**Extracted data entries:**
·····

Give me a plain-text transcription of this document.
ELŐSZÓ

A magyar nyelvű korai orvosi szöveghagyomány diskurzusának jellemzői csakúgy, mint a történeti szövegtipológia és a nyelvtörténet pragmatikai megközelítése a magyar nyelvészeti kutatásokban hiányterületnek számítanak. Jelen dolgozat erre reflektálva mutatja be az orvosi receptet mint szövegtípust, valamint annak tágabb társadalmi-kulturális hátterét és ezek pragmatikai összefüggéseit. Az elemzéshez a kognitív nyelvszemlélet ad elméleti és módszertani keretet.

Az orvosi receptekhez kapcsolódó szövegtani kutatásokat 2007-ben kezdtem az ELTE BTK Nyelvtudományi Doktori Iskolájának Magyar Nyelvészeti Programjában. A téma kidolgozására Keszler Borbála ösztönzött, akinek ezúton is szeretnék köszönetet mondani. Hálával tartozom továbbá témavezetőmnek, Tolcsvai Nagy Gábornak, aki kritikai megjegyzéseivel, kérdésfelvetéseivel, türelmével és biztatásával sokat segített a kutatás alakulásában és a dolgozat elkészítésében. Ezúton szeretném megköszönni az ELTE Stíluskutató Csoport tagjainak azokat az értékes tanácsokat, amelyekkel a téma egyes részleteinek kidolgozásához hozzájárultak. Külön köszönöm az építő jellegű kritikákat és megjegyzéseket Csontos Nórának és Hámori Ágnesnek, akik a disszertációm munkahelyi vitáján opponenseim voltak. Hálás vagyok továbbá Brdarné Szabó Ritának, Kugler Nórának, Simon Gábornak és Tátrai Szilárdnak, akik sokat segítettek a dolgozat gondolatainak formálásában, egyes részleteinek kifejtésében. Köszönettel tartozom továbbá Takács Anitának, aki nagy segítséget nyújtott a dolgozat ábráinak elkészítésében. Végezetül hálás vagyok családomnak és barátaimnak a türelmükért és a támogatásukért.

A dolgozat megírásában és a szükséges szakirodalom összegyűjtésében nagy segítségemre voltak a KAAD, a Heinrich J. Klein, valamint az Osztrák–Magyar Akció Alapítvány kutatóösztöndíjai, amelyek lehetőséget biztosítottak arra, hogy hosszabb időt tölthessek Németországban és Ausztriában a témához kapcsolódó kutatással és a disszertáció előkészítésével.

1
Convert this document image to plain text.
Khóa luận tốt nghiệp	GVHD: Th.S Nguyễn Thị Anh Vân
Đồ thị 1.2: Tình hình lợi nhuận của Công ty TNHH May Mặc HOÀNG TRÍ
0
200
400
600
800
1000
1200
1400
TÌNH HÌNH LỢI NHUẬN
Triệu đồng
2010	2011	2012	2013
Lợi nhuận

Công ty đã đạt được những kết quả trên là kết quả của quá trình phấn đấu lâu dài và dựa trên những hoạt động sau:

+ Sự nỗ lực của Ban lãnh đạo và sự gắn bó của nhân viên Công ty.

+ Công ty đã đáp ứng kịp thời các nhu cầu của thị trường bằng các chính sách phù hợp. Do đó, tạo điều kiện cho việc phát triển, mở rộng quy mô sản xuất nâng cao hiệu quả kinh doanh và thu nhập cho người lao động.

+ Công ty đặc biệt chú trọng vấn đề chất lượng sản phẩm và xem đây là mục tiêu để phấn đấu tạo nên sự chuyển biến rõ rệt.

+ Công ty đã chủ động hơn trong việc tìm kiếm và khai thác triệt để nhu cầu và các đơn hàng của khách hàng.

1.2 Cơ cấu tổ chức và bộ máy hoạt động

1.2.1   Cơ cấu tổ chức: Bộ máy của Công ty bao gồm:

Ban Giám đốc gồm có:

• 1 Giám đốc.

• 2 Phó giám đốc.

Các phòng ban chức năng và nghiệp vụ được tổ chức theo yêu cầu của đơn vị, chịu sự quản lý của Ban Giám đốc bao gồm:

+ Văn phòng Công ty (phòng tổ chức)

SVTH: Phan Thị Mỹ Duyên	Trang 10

·····

**The task:**
The records above should be returned exactly.

**Solution for this problem:**
Give me a plain-text transcription of this document.
ELŐSZÓ

A magyar nyelvű korai orvosi szöveghagyomány diskurzusának jellemzői csakúgy, mint a történeti szövegtipológia és a nyelvtörténet pragmatikai megközelítése a magyar nyelvészeti kutatásokban hiányterületnek számítanak. Jelen dolgozat erre reflektálva mutatja be az orvosi receptet mint szövegtípust, valamint annak tágabb társadalmi-kulturális hátterét és ezek pragmatikai összefüggéseit. Az elemzéshez a kognitív nyelvszemlélet ad elméleti és módszertani keretet.

Az orvosi receptekhez kapcsolódó szövegtani kutatásokat 2007-ben kezdtem az ELTE BTK Nyelvtudományi Doktori Iskolájának Magyar Nyelvészeti Programjában. A téma kidolgozására Keszler Borbála ösztönzött, akinek ezúton is szeretnék köszönetet mondani. Hálával tartozom továbbá témavezetőmnek, Tolcsvai Nagy Gábornak, aki kritikai megjegyzéseivel, kérdésfelvetéseivel, türelmével és biztatásával sokat segített a kutatás alakulásában és a dolgozat elkészítésében. Ezúton szeretném megköszönni az ELTE Stíluskutató Csoport tagjainak azokat az értékes tanácsokat, amelyekkel a téma egyes részleteinek kidolgozásához hozzájárultak. Külön köszönöm az építő jellegű kritikákat és megjegyzéseket Csontos Nórának és Hámori Ágnesnek, akik a disszertációm munkahelyi vitáján opponenseim voltak. Hálás vagyok továbbá Brdarné Szabó Ritának, Kugler Nórának, Simon Gábornak és Tátrai Szilárdnak, akik sokat segítettek a dolgozat gondolatainak formálásában, egyes részleteinek kifejtésében. Köszönettel tartozom továbbá Takács Anitának, aki nagy segítséget nyújtott a dolgozat ábráinak elkészítésében. Végezetül hálás vagyok családomnak és barátaimnak a türelmükért és a támogatásukért.

A dolgozat megírásában és a szükséges szakirodalom összegyűjtésében nagy segítségemre voltak a KAAD, a Heinrich J. Klein, valamint az Osztrák–Magyar Akció Alapítvány kutatóösztöndíjai, amelyek lehetőséget biztosítottak arra, hogy hosszabb időt tölthessek Németországban és Ausztriában a témához kapcsolódó kutatással és a disszertáció előkészítésével.

1
Convert this document image to plain text.
Khóa luận tốt nghiệp	GVHD: Th.S Nguyễn Thị Anh Vân
Đồ thị 1.2: Tình hình lợi nhuận của Công ty TNHH May Mặc HOÀNG TRÍ
0
200
400
600
800
1000
1200
1400
TÌNH HÌNH LỢI NHUẬN
Triệu đồng
2010	2011	2012	2013
Lợi nhuận

Công ty đã đạt được những kết quả trên là kết quả của quá trình phấn đấu lâu dài và dựa trên những hoạt động sau:

+ Sự nỗ lực của Ban lãnh đạo và sự gắn bó của nhân viên Công ty.

+ Công ty đã đáp ứng kịp thời các nhu cầu của thị trường bằng các chính sách phù hợp. Do đó, tạo điều kiện cho việc phát triển, mở rộng quy mô sản xuất nâng cao hiệu quả kinh doanh và thu nhập cho người lao động.

+ Công ty đặc biệt chú trọng vấn đề chất lượng sản phẩm và xem đây là mục tiêu để phấn đấu tạo nên sự chuyển biến rõ rệt.

+ Công ty đã chủ động hơn trong việc tìm kiếm và khai thác triệt để nhu cầu và các đơn hàng của khách hàng.

1.2 Cơ cấu tổ chức và bộ máy hoạt động

1.2.1   Cơ cấu tổ chức: Bộ máy của Công ty bao gồm:

Ban Giám đốc gồm có:

• 1 Giám đốc.

• 2 Phó giám đốc.

Các phòng ban chức năng và nghiệp vụ được tổ chức theo yêu cầu của đơn vị, chịu sự quản lý của Ban Giám đốc bao gồm:

+ Văn phòng Công ty (phòng tổ chức)

SVTH: Phan Thị Mỹ Duyên	Trang 10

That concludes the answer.